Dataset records
▽
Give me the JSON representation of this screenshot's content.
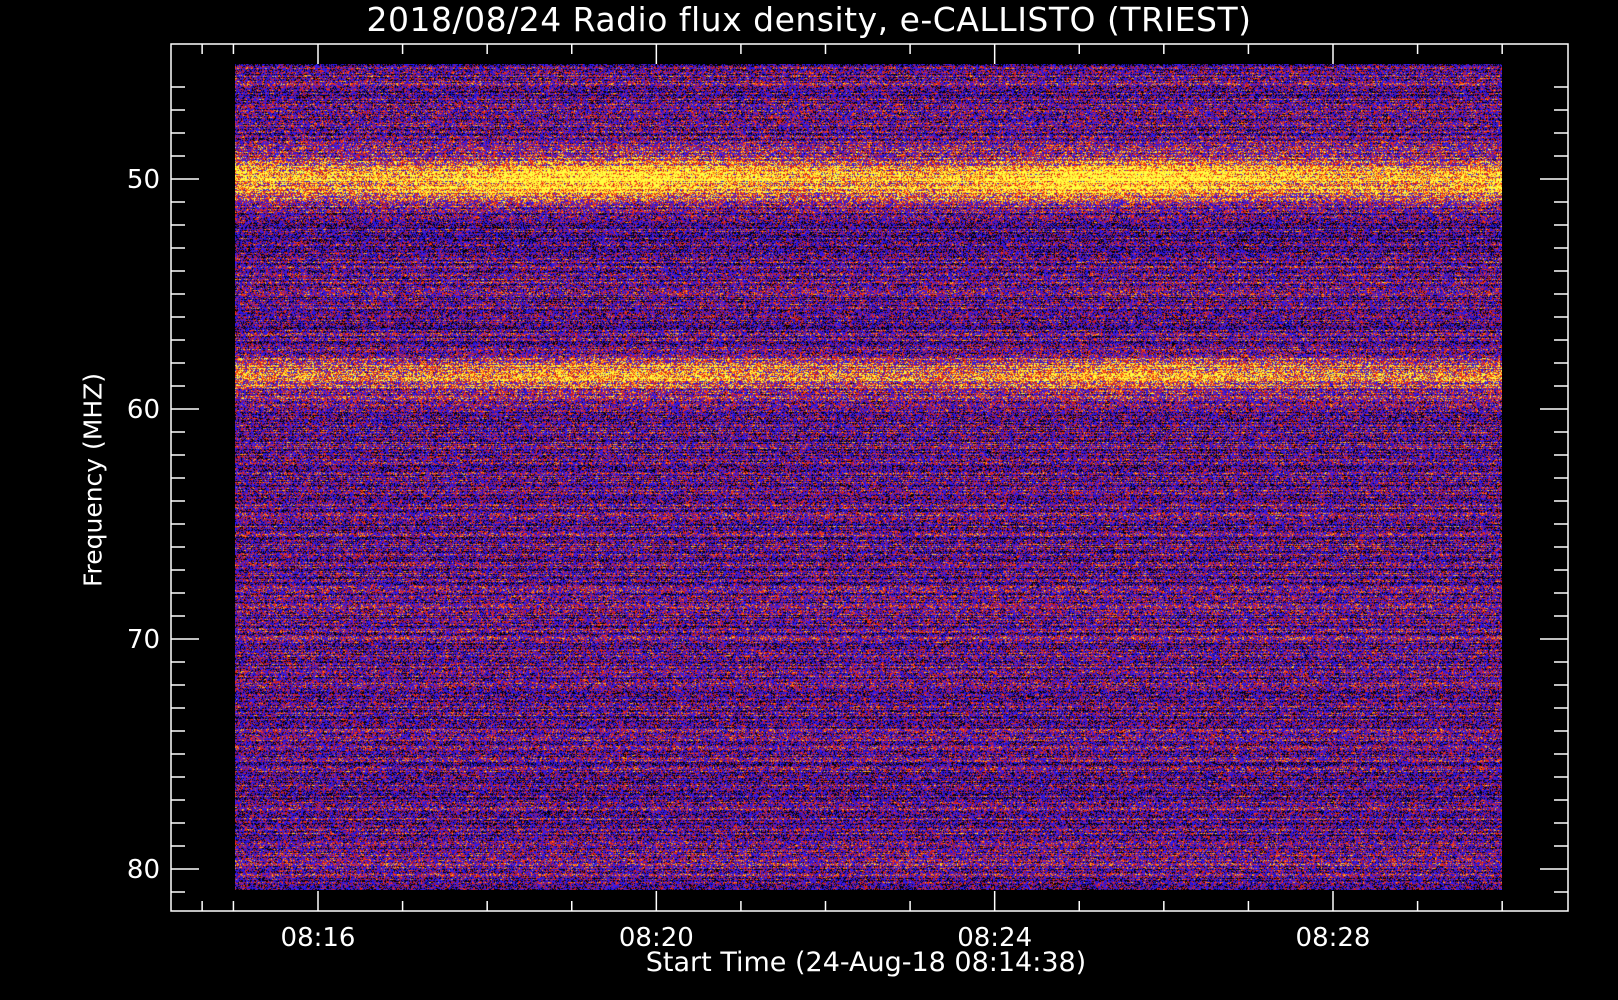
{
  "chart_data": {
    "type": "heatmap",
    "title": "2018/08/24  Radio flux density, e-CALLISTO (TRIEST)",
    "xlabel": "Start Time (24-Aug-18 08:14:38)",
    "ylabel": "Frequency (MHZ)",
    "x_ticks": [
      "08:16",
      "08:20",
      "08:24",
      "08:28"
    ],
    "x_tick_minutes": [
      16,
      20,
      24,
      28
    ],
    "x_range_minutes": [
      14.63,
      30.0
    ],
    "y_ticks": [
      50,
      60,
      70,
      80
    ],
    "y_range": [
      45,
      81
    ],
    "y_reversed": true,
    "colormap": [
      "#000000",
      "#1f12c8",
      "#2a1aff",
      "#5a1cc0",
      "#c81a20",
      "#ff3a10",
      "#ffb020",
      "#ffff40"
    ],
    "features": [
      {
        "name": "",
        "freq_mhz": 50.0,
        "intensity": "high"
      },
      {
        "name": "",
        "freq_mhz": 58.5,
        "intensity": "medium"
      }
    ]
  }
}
△
▽
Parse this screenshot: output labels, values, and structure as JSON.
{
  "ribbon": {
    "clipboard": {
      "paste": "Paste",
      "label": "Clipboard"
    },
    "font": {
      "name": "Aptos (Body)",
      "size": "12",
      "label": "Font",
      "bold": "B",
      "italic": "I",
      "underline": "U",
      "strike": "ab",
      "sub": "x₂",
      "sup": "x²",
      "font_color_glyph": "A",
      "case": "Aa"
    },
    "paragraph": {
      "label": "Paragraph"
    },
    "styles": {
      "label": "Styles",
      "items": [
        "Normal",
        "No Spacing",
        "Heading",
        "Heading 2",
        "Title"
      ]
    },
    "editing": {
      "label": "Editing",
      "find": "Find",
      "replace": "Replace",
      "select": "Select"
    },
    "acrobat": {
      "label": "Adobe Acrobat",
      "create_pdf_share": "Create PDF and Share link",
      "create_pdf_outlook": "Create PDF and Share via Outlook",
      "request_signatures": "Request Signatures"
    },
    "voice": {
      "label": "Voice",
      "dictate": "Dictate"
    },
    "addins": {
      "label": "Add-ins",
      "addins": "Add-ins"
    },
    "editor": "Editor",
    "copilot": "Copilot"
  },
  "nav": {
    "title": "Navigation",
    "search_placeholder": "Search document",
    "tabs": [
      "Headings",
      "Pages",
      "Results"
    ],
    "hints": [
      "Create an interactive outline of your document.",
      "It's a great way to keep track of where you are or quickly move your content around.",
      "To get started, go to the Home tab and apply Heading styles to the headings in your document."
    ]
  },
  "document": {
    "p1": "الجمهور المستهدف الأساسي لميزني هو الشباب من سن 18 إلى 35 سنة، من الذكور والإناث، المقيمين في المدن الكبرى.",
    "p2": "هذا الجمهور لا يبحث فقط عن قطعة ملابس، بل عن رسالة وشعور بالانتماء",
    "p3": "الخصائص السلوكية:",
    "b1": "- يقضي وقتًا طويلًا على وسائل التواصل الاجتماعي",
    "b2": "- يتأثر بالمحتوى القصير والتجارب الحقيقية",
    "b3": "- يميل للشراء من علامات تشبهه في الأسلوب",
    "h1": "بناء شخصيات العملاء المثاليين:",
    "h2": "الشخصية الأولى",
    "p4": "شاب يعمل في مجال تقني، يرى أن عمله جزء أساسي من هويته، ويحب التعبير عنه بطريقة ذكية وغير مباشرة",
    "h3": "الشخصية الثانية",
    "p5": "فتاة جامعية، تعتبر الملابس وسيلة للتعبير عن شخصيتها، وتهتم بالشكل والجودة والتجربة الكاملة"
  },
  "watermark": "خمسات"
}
△
• **Do this**
Go through the listing above and locate each line that holds the word "Create". Copy those lines.

• **Result of this exercise**
      "create_pdf_share": "Create PDF and Share link",
      "create_pdf_outlook": "Create PDF and Share via Outlook",
      "Create an interactive outline of your document.",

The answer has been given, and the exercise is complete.